* Supplied material
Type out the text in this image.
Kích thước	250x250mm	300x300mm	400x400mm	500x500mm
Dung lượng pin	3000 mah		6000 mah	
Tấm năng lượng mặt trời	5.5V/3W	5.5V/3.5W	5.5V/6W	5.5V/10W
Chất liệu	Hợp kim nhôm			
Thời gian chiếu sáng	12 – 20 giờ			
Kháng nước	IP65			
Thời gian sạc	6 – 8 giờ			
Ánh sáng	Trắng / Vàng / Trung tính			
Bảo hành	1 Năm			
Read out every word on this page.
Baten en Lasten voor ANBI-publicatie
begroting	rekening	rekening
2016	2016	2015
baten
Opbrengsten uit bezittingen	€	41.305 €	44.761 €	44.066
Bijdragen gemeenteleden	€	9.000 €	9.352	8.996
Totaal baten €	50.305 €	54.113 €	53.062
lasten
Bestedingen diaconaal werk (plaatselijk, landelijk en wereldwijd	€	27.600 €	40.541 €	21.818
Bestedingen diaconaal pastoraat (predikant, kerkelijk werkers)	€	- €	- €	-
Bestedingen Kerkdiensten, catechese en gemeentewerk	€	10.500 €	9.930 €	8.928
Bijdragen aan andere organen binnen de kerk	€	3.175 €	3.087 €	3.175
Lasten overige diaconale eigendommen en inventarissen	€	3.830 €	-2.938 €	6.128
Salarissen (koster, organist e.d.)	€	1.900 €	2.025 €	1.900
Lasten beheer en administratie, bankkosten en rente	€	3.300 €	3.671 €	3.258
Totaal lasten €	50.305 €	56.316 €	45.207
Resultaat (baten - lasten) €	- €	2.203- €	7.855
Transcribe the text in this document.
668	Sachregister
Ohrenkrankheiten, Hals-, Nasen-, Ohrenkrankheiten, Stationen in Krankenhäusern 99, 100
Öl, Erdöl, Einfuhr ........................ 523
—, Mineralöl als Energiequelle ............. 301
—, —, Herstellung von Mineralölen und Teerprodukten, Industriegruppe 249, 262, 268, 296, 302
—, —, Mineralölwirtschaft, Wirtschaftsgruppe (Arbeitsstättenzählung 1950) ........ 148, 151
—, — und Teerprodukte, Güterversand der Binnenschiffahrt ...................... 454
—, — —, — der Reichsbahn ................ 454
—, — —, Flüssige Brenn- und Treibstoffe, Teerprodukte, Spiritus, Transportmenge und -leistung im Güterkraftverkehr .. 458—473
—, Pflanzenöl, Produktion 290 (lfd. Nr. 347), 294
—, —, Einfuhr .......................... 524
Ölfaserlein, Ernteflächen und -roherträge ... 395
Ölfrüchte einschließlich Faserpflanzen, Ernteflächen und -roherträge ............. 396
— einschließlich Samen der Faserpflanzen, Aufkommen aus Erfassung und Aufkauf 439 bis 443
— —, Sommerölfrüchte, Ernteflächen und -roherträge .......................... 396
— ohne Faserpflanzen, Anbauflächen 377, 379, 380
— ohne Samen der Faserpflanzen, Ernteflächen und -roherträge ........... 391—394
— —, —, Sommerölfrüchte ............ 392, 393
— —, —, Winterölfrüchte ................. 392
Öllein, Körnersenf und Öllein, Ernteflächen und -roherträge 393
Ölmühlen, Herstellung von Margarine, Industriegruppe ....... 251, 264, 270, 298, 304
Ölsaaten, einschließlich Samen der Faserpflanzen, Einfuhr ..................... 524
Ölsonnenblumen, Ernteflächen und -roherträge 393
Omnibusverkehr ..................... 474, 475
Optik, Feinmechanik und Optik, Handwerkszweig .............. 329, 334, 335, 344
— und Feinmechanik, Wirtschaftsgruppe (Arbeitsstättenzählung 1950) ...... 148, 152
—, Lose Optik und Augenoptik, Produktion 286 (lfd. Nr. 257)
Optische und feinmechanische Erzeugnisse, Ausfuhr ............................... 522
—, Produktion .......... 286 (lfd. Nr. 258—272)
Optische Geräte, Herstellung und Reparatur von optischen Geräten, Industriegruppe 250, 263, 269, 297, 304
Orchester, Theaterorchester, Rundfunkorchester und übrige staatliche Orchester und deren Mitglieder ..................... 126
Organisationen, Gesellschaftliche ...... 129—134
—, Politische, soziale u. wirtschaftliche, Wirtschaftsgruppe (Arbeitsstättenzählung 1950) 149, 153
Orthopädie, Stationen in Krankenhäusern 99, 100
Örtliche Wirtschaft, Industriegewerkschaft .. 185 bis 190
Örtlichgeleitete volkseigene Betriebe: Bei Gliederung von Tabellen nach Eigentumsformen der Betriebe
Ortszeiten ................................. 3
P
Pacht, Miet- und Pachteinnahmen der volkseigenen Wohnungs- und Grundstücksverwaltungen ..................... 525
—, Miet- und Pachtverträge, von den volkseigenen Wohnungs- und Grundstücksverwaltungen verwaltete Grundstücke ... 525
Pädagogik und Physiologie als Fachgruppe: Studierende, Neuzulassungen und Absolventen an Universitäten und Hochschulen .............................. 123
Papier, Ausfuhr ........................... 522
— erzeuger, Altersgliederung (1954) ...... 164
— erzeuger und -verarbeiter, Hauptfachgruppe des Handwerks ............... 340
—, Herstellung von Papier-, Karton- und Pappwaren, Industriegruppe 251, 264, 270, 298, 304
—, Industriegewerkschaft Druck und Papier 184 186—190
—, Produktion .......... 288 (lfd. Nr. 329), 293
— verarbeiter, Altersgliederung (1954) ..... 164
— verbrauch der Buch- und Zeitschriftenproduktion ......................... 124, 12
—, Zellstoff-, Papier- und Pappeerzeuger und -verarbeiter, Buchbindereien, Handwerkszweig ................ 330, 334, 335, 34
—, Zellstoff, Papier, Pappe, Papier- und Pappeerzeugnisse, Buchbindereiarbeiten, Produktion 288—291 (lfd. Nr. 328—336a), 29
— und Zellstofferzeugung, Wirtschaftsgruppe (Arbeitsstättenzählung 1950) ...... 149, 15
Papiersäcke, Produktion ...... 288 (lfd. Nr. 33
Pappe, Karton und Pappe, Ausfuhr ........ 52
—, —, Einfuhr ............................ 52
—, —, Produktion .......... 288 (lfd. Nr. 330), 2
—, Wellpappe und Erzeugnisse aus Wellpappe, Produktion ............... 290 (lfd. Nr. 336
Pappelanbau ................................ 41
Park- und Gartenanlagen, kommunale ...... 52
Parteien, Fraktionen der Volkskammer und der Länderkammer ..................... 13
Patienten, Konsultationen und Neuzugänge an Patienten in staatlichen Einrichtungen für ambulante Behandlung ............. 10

* Aim of the task
Gather every line from the listing above in which the word "Handwerkszweig" appears.

* Expected output
Optik, Feinmechanik und Optik, Handwerkszweig .............. 329, 334, 335, 344
—, Zellstoff-, Papier- und Pappeerzeuger und -verarbeiter, Buchbindereien, Handwerkszweig ................ 330, 334, 335, 34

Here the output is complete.